## Problem requirements
Write out each line from the data below that includes the word "accent".

## Given records
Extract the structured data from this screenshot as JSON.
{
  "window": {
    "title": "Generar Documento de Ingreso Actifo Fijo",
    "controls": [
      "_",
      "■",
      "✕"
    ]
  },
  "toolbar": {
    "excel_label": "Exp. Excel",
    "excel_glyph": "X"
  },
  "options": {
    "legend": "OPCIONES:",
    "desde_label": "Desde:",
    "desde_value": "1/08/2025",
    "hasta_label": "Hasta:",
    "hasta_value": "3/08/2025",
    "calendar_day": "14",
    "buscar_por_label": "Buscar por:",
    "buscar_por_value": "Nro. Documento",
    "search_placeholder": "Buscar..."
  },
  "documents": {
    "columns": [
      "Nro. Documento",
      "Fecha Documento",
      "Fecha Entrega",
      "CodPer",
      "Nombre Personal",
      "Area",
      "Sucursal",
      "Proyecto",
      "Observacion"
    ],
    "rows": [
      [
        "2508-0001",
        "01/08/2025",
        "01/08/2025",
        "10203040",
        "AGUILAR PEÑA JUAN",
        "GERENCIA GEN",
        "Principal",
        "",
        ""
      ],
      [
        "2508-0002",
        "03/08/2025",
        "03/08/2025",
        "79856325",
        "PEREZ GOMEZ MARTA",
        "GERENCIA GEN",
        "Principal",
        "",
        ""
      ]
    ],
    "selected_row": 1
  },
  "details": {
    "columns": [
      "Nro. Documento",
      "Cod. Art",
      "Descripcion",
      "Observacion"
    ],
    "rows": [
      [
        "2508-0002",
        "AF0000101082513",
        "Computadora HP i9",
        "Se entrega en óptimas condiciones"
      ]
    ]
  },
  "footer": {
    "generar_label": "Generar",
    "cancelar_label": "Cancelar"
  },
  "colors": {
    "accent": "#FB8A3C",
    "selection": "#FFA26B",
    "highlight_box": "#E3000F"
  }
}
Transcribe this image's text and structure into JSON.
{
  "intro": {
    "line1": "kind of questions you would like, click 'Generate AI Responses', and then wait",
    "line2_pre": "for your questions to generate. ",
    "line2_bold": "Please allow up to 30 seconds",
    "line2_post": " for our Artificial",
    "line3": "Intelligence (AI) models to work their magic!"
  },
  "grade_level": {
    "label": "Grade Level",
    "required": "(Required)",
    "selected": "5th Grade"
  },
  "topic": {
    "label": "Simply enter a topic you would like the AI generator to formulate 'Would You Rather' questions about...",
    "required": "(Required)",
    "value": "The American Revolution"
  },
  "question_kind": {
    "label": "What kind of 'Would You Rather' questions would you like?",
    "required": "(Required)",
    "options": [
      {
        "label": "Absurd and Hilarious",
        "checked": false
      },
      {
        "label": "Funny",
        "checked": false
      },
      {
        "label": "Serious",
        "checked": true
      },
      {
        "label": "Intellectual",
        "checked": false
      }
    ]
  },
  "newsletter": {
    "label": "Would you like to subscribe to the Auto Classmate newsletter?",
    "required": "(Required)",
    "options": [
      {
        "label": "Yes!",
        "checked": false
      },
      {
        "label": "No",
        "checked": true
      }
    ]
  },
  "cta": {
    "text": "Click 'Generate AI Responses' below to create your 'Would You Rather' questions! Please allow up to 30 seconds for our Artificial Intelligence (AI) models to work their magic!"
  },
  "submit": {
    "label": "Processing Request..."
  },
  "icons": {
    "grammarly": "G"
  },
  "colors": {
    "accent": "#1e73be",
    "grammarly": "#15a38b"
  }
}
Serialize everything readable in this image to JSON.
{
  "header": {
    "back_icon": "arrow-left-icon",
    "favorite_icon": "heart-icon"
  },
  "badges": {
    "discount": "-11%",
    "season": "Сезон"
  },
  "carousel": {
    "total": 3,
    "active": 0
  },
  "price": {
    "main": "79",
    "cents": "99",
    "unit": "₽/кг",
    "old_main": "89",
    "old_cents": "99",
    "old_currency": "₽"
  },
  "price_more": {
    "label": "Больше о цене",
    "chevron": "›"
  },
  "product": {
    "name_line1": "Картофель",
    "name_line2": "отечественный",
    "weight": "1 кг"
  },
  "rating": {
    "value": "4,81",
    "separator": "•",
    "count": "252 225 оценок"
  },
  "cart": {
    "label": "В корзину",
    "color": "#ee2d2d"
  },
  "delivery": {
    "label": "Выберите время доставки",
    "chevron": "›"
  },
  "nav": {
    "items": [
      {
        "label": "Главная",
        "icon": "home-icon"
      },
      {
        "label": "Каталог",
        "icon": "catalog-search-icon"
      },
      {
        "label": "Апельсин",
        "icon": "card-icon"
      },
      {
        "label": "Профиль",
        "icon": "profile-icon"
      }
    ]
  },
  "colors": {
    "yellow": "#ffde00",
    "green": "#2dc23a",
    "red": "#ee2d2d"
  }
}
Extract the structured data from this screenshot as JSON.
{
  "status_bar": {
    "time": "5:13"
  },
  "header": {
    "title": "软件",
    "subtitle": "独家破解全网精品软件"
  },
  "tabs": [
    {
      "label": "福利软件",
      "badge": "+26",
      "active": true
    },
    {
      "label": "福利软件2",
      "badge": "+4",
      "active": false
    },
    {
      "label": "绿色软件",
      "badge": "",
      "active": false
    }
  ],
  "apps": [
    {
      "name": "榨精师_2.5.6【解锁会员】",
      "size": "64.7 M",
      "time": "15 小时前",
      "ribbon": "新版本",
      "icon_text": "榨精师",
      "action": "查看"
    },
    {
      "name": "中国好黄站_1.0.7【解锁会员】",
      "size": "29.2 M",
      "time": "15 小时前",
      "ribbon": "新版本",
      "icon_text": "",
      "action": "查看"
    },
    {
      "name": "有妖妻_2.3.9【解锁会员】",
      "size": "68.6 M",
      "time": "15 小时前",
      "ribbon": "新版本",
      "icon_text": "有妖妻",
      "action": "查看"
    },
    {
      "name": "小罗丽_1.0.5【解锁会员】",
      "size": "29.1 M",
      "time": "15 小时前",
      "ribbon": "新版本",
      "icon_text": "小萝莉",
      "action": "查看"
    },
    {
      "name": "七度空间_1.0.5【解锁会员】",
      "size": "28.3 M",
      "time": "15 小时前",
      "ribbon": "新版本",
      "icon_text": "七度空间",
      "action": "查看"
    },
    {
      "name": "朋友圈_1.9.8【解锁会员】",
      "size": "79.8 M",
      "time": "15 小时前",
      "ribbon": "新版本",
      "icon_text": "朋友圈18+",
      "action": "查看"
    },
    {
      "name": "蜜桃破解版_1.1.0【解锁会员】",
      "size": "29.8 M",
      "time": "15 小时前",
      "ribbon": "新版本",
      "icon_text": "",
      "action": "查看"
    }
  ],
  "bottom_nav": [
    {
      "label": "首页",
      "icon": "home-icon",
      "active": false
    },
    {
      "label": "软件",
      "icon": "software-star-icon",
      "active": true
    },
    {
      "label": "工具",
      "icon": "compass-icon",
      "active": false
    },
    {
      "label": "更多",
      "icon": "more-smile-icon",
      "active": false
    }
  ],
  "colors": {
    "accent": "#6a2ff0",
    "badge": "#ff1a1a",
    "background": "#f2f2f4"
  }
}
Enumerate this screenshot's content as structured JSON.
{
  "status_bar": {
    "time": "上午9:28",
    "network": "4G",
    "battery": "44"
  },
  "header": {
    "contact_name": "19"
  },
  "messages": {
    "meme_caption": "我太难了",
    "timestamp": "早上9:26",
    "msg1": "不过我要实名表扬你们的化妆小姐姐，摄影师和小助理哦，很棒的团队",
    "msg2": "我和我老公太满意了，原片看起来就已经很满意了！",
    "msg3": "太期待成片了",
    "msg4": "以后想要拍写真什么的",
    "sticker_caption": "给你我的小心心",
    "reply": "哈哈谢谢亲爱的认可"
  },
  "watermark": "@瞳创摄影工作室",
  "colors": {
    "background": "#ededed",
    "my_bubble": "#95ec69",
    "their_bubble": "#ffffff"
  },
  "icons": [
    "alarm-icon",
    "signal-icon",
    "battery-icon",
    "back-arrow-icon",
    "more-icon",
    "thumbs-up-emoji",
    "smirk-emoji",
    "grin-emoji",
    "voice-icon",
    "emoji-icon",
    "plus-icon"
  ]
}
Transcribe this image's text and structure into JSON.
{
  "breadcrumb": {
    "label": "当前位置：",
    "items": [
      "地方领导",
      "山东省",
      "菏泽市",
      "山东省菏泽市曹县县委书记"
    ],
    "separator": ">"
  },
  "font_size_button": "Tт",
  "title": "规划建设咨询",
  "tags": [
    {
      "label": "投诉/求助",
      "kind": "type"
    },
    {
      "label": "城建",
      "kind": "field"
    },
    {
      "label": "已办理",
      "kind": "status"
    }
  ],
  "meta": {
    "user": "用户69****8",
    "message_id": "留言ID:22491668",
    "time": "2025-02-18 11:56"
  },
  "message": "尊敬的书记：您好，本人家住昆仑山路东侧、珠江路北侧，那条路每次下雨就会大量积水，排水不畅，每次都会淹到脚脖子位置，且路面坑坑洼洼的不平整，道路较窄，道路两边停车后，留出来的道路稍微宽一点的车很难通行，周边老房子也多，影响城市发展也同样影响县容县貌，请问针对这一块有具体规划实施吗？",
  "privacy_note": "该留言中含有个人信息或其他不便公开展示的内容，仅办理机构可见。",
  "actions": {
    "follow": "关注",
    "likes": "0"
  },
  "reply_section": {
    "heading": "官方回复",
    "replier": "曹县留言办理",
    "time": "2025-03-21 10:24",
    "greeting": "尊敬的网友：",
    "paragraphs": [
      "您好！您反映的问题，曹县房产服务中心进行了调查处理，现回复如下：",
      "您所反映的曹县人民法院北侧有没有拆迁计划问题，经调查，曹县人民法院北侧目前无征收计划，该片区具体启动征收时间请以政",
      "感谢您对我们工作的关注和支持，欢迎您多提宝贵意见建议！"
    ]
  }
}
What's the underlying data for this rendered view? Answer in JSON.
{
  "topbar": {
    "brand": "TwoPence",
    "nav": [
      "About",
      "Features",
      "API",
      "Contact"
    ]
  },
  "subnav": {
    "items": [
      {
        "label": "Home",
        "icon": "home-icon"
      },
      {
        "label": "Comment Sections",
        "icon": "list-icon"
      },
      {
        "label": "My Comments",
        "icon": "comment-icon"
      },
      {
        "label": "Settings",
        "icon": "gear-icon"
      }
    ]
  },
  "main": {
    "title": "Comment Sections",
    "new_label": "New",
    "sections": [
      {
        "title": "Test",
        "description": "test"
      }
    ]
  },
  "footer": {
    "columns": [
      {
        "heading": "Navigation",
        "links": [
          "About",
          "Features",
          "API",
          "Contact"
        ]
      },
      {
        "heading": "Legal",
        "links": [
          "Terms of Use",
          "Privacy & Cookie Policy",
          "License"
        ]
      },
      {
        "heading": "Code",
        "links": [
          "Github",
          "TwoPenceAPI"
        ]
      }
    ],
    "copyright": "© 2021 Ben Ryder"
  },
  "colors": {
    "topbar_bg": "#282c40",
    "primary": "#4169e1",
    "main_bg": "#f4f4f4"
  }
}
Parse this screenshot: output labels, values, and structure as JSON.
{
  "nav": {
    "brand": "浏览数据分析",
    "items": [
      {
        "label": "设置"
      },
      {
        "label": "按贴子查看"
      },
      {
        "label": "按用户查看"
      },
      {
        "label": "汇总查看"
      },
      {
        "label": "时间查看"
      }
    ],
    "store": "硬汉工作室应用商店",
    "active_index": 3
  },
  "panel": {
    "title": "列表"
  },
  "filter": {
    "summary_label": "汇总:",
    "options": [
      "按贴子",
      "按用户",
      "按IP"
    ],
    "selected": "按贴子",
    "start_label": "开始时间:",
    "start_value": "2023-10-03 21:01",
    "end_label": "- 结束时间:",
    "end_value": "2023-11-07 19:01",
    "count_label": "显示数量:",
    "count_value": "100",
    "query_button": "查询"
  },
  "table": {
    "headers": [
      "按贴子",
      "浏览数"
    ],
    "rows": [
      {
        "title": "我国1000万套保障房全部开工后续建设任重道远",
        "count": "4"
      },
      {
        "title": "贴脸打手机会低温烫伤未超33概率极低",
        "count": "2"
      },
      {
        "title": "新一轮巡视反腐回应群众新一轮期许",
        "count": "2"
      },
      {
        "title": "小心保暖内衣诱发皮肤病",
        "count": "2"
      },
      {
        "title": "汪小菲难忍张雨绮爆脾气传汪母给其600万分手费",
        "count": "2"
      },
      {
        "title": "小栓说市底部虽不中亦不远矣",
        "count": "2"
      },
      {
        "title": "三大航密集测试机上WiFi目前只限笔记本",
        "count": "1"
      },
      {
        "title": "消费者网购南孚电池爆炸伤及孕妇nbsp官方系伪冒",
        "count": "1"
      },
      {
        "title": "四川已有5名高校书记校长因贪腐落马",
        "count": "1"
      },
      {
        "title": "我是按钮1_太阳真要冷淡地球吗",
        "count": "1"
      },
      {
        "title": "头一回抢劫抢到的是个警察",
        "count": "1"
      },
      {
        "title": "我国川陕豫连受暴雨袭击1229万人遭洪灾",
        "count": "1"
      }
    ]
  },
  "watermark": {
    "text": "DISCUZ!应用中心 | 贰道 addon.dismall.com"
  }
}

## Task output
    "accent": "#FB8A3C",
    "accent": "#1e73be",
    "accent": "#6a2ff0",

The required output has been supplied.